:: Information supplied ::
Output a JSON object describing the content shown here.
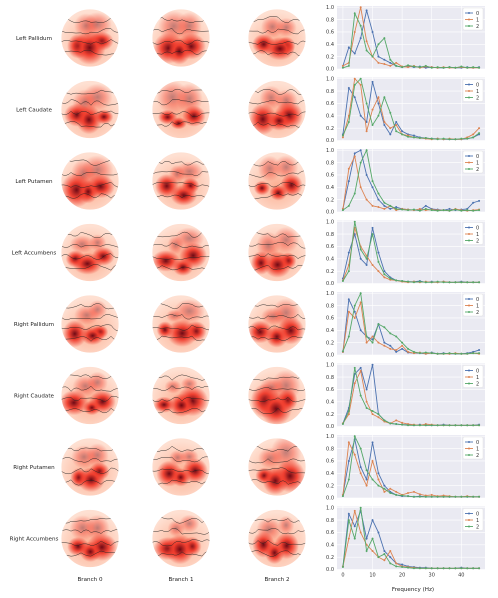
{
  "rows": [
    "Left Pallidum",
    "Left Caudate",
    "Left Putamen",
    "Left Accumbens",
    "Right Pallidum",
    "Right Caudate",
    "Right Putamen",
    "Right Accumbens"
  ],
  "columns": [
    "Branch 0",
    "Branch 1",
    "Branch 2"
  ],
  "colors": {
    "series0": "#4c72b0",
    "series1": "#dd8452",
    "series2": "#55a868",
    "panel_bg": "#eaeaf2",
    "topo_dark": "#67000d",
    "topo_mid": "#ef3b2c",
    "topo_light": "#fee0d2"
  },
  "chart_data": {
    "type": "line",
    "xlabel": "Frequency (Hz)",
    "xticks": [
      0,
      10,
      20,
      30,
      40
    ],
    "yticks": [
      "0.0",
      "0.2",
      "0.4",
      "0.6",
      "0.8",
      "1.0"
    ],
    "xlim": [
      -2,
      48
    ],
    "ylim": [
      0,
      1.02
    ],
    "grid": true,
    "legend": "top-right",
    "x": [
      0,
      2,
      4,
      6,
      8,
      10,
      12,
      14,
      16,
      18,
      20,
      22,
      24,
      26,
      28,
      30,
      32,
      34,
      36,
      38,
      40,
      42,
      44,
      46
    ],
    "panels": [
      {
        "region": "Left Pallidum",
        "series": [
          {
            "name": "0",
            "values": [
              0.05,
              0.35,
              0.25,
              0.5,
              0.95,
              0.6,
              0.2,
              0.15,
              0.1,
              0.05,
              0.03,
              0.05,
              0.03,
              0.04,
              0.02,
              0.03,
              0.02,
              0.02,
              0.03,
              0.02,
              0.02,
              0.03,
              0.02,
              0.03
            ]
          },
          {
            "name": "1",
            "values": [
              0.05,
              0.1,
              0.6,
              1.0,
              0.45,
              0.2,
              0.1,
              0.08,
              0.05,
              0.1,
              0.04,
              0.03,
              0.05,
              0.02,
              0.04,
              0.03,
              0.02,
              0.03,
              0.02,
              0.02,
              0.03,
              0.02,
              0.02,
              0.02
            ]
          },
          {
            "name": "2",
            "values": [
              0.02,
              0.05,
              0.9,
              0.7,
              0.3,
              0.2,
              0.4,
              0.5,
              0.15,
              0.05,
              0.03,
              0.06,
              0.04,
              0.03,
              0.05,
              0.02,
              0.03,
              0.02,
              0.03,
              0.02,
              0.04,
              0.02,
              0.03,
              0.02
            ]
          }
        ]
      },
      {
        "region": "Left Caudate",
        "series": [
          {
            "name": "0",
            "values": [
              0.1,
              0.85,
              0.7,
              0.4,
              0.3,
              0.95,
              0.6,
              0.25,
              0.1,
              0.3,
              0.15,
              0.1,
              0.08,
              0.05,
              0.04,
              0.03,
              0.03,
              0.02,
              0.02,
              0.02,
              0.02,
              0.03,
              0.05,
              0.1
            ]
          },
          {
            "name": "1",
            "values": [
              0.05,
              0.4,
              1.0,
              0.9,
              0.15,
              0.5,
              0.7,
              0.3,
              0.2,
              0.25,
              0.1,
              0.08,
              0.05,
              0.04,
              0.03,
              0.02,
              0.03,
              0.02,
              0.03,
              0.02,
              0.02,
              0.05,
              0.1,
              0.2
            ]
          },
          {
            "name": "2",
            "values": [
              0.08,
              0.3,
              0.9,
              1.0,
              0.6,
              0.25,
              0.4,
              0.7,
              0.45,
              0.15,
              0.1,
              0.06,
              0.05,
              0.04,
              0.04,
              0.03,
              0.02,
              0.03,
              0.02,
              0.02,
              0.03,
              0.03,
              0.05,
              0.12
            ]
          }
        ]
      },
      {
        "region": "Left Putamen",
        "series": [
          {
            "name": "0",
            "values": [
              0.05,
              0.5,
              0.95,
              1.0,
              0.6,
              0.4,
              0.2,
              0.1,
              0.05,
              0.08,
              0.05,
              0.04,
              0.03,
              0.03,
              0.1,
              0.05,
              0.04,
              0.03,
              0.05,
              0.03,
              0.04,
              0.05,
              0.15,
              0.18
            ]
          },
          {
            "name": "1",
            "values": [
              0.05,
              0.7,
              0.9,
              0.4,
              0.2,
              0.1,
              0.08,
              0.05,
              0.1,
              0.03,
              0.05,
              0.04,
              0.03,
              0.05,
              0.03,
              0.04,
              0.03,
              0.03,
              0.02,
              0.05,
              0.03,
              0.02,
              0.03,
              0.04
            ]
          },
          {
            "name": "2",
            "values": [
              0.03,
              0.1,
              0.3,
              0.8,
              1.0,
              0.5,
              0.3,
              0.15,
              0.1,
              0.05,
              0.04,
              0.03,
              0.04,
              0.02,
              0.05,
              0.03,
              0.02,
              0.03,
              0.02,
              0.04,
              0.02,
              0.03,
              0.02,
              0.03
            ]
          }
        ]
      },
      {
        "region": "Left Accumbens",
        "series": [
          {
            "name": "0",
            "values": [
              0.08,
              0.5,
              0.8,
              0.4,
              0.3,
              0.9,
              0.5,
              0.2,
              0.1,
              0.05,
              0.04,
              0.03,
              0.03,
              0.04,
              0.02,
              0.03,
              0.02,
              0.03,
              0.02,
              0.02,
              0.03,
              0.02,
              0.02,
              0.02
            ]
          },
          {
            "name": "1",
            "values": [
              0.05,
              0.3,
              0.9,
              0.6,
              0.45,
              0.3,
              0.2,
              0.1,
              0.06,
              0.05,
              0.03,
              0.02,
              0.03,
              0.02,
              0.03,
              0.02,
              0.02,
              0.03,
              0.02,
              0.02,
              0.02,
              0.02,
              0.02,
              0.02
            ]
          },
          {
            "name": "2",
            "values": [
              0.04,
              0.2,
              1.0,
              0.55,
              0.4,
              0.8,
              0.35,
              0.15,
              0.08,
              0.05,
              0.04,
              0.03,
              0.02,
              0.03,
              0.02,
              0.02,
              0.03,
              0.02,
              0.02,
              0.02,
              0.02,
              0.02,
              0.02,
              0.02
            ]
          }
        ]
      },
      {
        "region": "Right Pallidum",
        "series": [
          {
            "name": "0",
            "values": [
              0.05,
              0.9,
              0.7,
              0.4,
              0.3,
              0.25,
              0.5,
              0.2,
              0.15,
              0.05,
              0.1,
              0.04,
              0.03,
              0.03,
              0.02,
              0.04,
              0.02,
              0.03,
              0.02,
              0.02,
              0.02,
              0.03,
              0.05,
              0.08
            ]
          },
          {
            "name": "1",
            "values": [
              0.05,
              0.7,
              0.6,
              0.85,
              0.2,
              0.3,
              0.2,
              0.15,
              0.1,
              0.08,
              0.15,
              0.05,
              0.03,
              0.04,
              0.02,
              0.03,
              0.02,
              0.02,
              0.02,
              0.03,
              0.02,
              0.02,
              0.03,
              0.02
            ]
          },
          {
            "name": "2",
            "values": [
              0.06,
              0.3,
              0.8,
              1.0,
              0.3,
              0.2,
              0.5,
              0.45,
              0.35,
              0.3,
              0.2,
              0.1,
              0.05,
              0.03,
              0.04,
              0.03,
              0.02,
              0.02,
              0.03,
              0.02,
              0.02,
              0.02,
              0.03,
              0.03
            ]
          }
        ]
      },
      {
        "region": "Right Caudate",
        "series": [
          {
            "name": "0",
            "values": [
              0.05,
              0.3,
              0.85,
              0.95,
              0.6,
              1.0,
              0.2,
              0.1,
              0.05,
              0.04,
              0.03,
              0.03,
              0.02,
              0.03,
              0.02,
              0.02,
              0.02,
              0.03,
              0.02,
              0.02,
              0.02,
              0.02,
              0.02,
              0.03
            ]
          },
          {
            "name": "1",
            "values": [
              0.05,
              0.2,
              0.7,
              0.9,
              0.4,
              0.2,
              0.15,
              0.08,
              0.05,
              0.1,
              0.06,
              0.04,
              0.03,
              0.02,
              0.04,
              0.03,
              0.02,
              0.02,
              0.02,
              0.02,
              0.02,
              0.02,
              0.02,
              0.02
            ]
          },
          {
            "name": "2",
            "values": [
              0.04,
              0.25,
              0.95,
              0.5,
              0.3,
              0.25,
              0.2,
              0.1,
              0.05,
              0.04,
              0.03,
              0.02,
              0.02,
              0.02,
              0.02,
              0.02,
              0.02,
              0.02,
              0.02,
              0.02,
              0.02,
              0.02,
              0.02,
              0.02
            ]
          }
        ]
      },
      {
        "region": "Right Putamen",
        "series": [
          {
            "name": "0",
            "values": [
              0.05,
              0.6,
              0.95,
              0.5,
              0.3,
              0.9,
              0.4,
              0.2,
              0.1,
              0.05,
              0.03,
              0.03,
              0.02,
              0.03,
              0.02,
              0.02,
              0.02,
              0.02,
              0.02,
              0.02,
              0.02,
              0.02,
              0.02,
              0.02
            ]
          },
          {
            "name": "1",
            "values": [
              0.05,
              0.9,
              0.7,
              0.4,
              0.2,
              0.6,
              0.3,
              0.1,
              0.15,
              0.1,
              0.05,
              0.08,
              0.1,
              0.06,
              0.04,
              0.05,
              0.03,
              0.04,
              0.03,
              0.02,
              0.02,
              0.03,
              0.02,
              0.02
            ]
          },
          {
            "name": "2",
            "values": [
              0.03,
              0.3,
              1.0,
              0.8,
              0.45,
              0.3,
              0.2,
              0.15,
              0.08,
              0.05,
              0.04,
              0.03,
              0.02,
              0.02,
              0.02,
              0.02,
              0.02,
              0.02,
              0.02,
              0.02,
              0.02,
              0.02,
              0.02,
              0.02
            ]
          }
        ]
      },
      {
        "region": "Right Accumbens",
        "series": [
          {
            "name": "0",
            "values": [
              0.05,
              0.9,
              0.7,
              0.95,
              0.5,
              0.8,
              0.6,
              0.3,
              0.2,
              0.1,
              0.08,
              0.05,
              0.04,
              0.03,
              0.03,
              0.02,
              0.02,
              0.02,
              0.02,
              0.02,
              0.03,
              0.02,
              0.02,
              0.02
            ]
          },
          {
            "name": "1",
            "values": [
              0.05,
              0.5,
              0.95,
              0.6,
              0.4,
              0.3,
              0.2,
              0.15,
              0.3,
              0.1,
              0.05,
              0.04,
              0.03,
              0.02,
              0.02,
              0.02,
              0.02,
              0.02,
              0.02,
              0.02,
              0.02,
              0.02,
              0.02,
              0.02
            ]
          },
          {
            "name": "2",
            "values": [
              0.04,
              0.8,
              0.5,
              1.0,
              0.3,
              0.5,
              0.2,
              0.25,
              0.1,
              0.05,
              0.04,
              0.03,
              0.02,
              0.02,
              0.02,
              0.02,
              0.02,
              0.02,
              0.02,
              0.02,
              0.02,
              0.02,
              0.02,
              0.02
            ]
          }
        ]
      }
    ]
  }
}
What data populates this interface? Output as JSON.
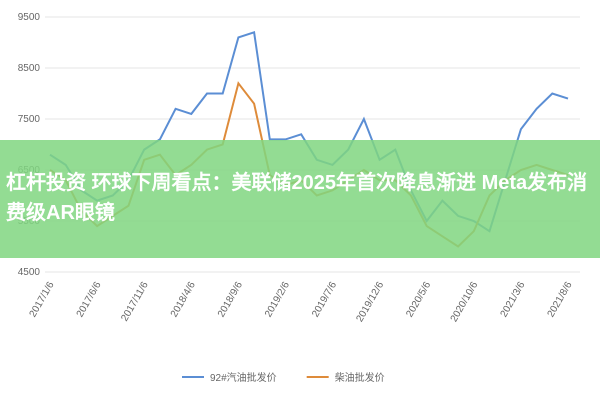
{
  "chart_data": {
    "type": "line",
    "categories": [
      "2017/1/6",
      null,
      null,
      "2017/6/6",
      null,
      null,
      "2017/11/6",
      null,
      null,
      "2018/4/6",
      null,
      null,
      "2018/9/6",
      null,
      null,
      "2019/2/6",
      null,
      null,
      "2019/7/6",
      null,
      null,
      "2019/12/6",
      null,
      null,
      "2020/5/6",
      null,
      null,
      "2020/10/6",
      null,
      null,
      "2021/3/6",
      null,
      null,
      "2021/8/6"
    ],
    "series": [
      {
        "name": "92#汽油批发价",
        "color": "#5b8ed4",
        "values": [
          6800,
          6600,
          6100,
          5900,
          6000,
          6300,
          6900,
          7100,
          7700,
          7600,
          8000,
          8000,
          9100,
          9200,
          7100,
          7100,
          7200,
          6700,
          6600,
          6900,
          7500,
          6700,
          6900,
          6100,
          5500,
          5900,
          5600,
          5500,
          5300,
          6300,
          7300,
          7700,
          8000,
          7900
        ]
      },
      {
        "name": "柴油批发价",
        "color": "#de8b3a",
        "values": [
          6500,
          6300,
          5700,
          5400,
          5600,
          5800,
          6700,
          6800,
          6400,
          6600,
          6900,
          7000,
          8200,
          7800,
          6400,
          6200,
          6300,
          6000,
          6100,
          6300,
          6500,
          6300,
          6300,
          6000,
          5400,
          5200,
          5000,
          5300,
          6000,
          6300,
          6500,
          6600,
          6500,
          6400
        ]
      }
    ],
    "ylim": [
      4500,
      9500
    ],
    "yticks": [
      4500,
      5500,
      6500,
      7500,
      8500,
      9500
    ],
    "grid": true
  },
  "banner": {
    "text": "杠杆投资 环球下周看点：美联储2025年首次降息渐进 Meta发布消费级AR眼镜"
  }
}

:: Task details ::
Copy out all lines from the material above that contain the string "Accumbens".

:: Written solution ::
    "Left Accumbens",
    "Right Accumbens"
        "region": "Left Accumbens",
        "region": "Right Accumbens",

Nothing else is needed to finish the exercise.